* [Work to be completed]: Extract from the listing each line in which the word "Chinta" appears.

* [Provided material]:
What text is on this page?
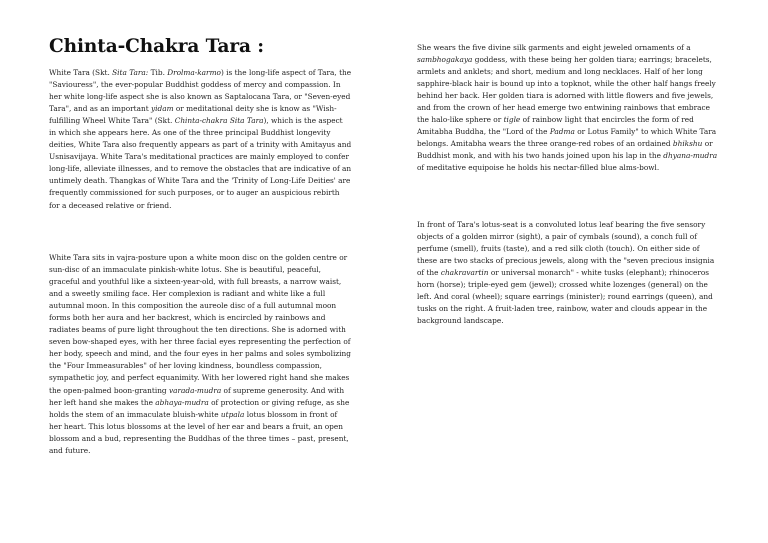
Chinta-Chakra Tara :

White Tara (Skt. Sita Tara: Tib. Drolma-karmo) is the long-life aspect of Tara, the "Saviouress", the ever-popular Buddhist goddess of mercy and compassion. In her white long-life aspect she is also known as Saptalocana Tara, or "Seven-eyed Tara", and as an important yidam or meditational deity she is know as "Wish-fulfilling Wheel White Tara" (Skt. Chinta-chakra Sita Tara), which is the aspect in which she appears here. As one of the three principal Buddhist longevity deities, White Tara also frequently appears as part of a trinity with Amitayus and Usnisavijaya. White Tara's meditational practices are mainly employed to confer long-life, alleviate illnesses, and to remove the obstacles that are indicative of an untimely death. Thangkas of White Tara and the 'Trinity of Long-Life Deities' are frequently commissioned for such purposes, or to auger an auspicious rebirth for a deceased relative or friend.

White Tara sits in vajra-posture upon a white moon disc on the golden centre or sun-disc of an immaculate pinkish-white lotus. She is beautiful, peaceful, graceful and youthful like a sixteen-year-old, with full breasts, a narrow waist, and a sweetly smiling face. Her complexion is radiant and white like a full autumnal moon. In this composition the aureole disc of a full autumnal moon forms both her aura and her backrest, which is encircled by rainbows and radiates beams of pure light throughout the ten directions. She is adorned with seven bow-shaped eyes, with her three facial eyes representing the perfection of her body, speech and mind, and the four eyes in her palms and soles symbolizing the "Four Immeasurables" of her loving kindness, boundless compassion, sympathetic joy, and perfect equanimity. With her lowered right hand she makes the open-palmed boon-granting varada-mudra of supreme generosity. And with her left hand she makes the abhaya-mudra of protection or giving refuge, as she holds the stem of an immaculate bluish-white utpala lotus blossom in front of her heart. This lotus blossoms at the level of her ear and bears a fruit, an open blossom and a bud, representing the Buddhas of the three times – past, present, and future.

She wears the five divine silk garments and eight jeweled ornaments of a sambhogakaya goddess, with these being her golden tiara; earrings; bracelets, armlets and anklets; and short, medium and long necklaces. Half of her long sapphire-black hair is bound up into a topknot, while the other half hangs freely behind her back. Her golden tiara is adorned with little flowers and five jewels, and from the crown of her head emerge two entwining rainbows that embrace the halo-like sphere or tigle of rainbow light that encircles the form of red Amitabha Buddha, the "Lord of the Padma or Lotus Family" to which White Tara belongs. Amitabha wears the three orange-red robes of an ordained bhikshu or Buddhist monk, and with his two hands joined upon his lap in the dhyana-mudra of meditative equipoise he holds his nectar-filled blue alms-bowl.

In front of Tara's lotus-seat is a convoluted lotus leaf bearing the five sensory objects of a golden mirror (sight), a pair of cymbals (sound), a conch full of perfume (smell), fruits (taste), and a red silk cloth (touch). On either side of these are two stacks of precious jewels, along with the "seven precious insignia of the chakravartin or universal monarch" - white tusks (elephant); rhinoceros horn (horse); triple-eyed gem (jewel); crossed white lozenges (general) on the left. And coral (wheel); square earrings (minister); round earrings (queen), and tusks on the right. A fruit-laden tree, rainbow, water and clouds appear in the background landscape.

* [Answer to the task]:
Chinta-Chakra Tara :
White Tara (Skt. Sita Tara: Tib. Drolma-karmo) is the long-life aspect of Tara, the "Saviouress", the ever-popular Buddhist goddess of mercy and compassion. In her white long-life aspect she is also known as Saptalocana Tara, or "Seven-eyed Tara", and as an important yidam or meditational deity she is know as "Wish-fulfilling Wheel White Tara" (Skt. Chinta-chakra Sita Tara), which is the aspect in which she appears here. As one of the three principal Buddhist longevity deities, White Tara also frequently appears as part of a trinity with Amitayus and Usnisavijaya. White Tara's meditational practices are mainly employed to confer long-life, alleviate illnesses, and to remove the obstacles that are indicative of an untimely death. Thangkas of White Tara and the 'Trinity of Long-Life Deities' are frequently commissioned for such purposes, or to auger an auspicious rebirth for a deceased relative or friend.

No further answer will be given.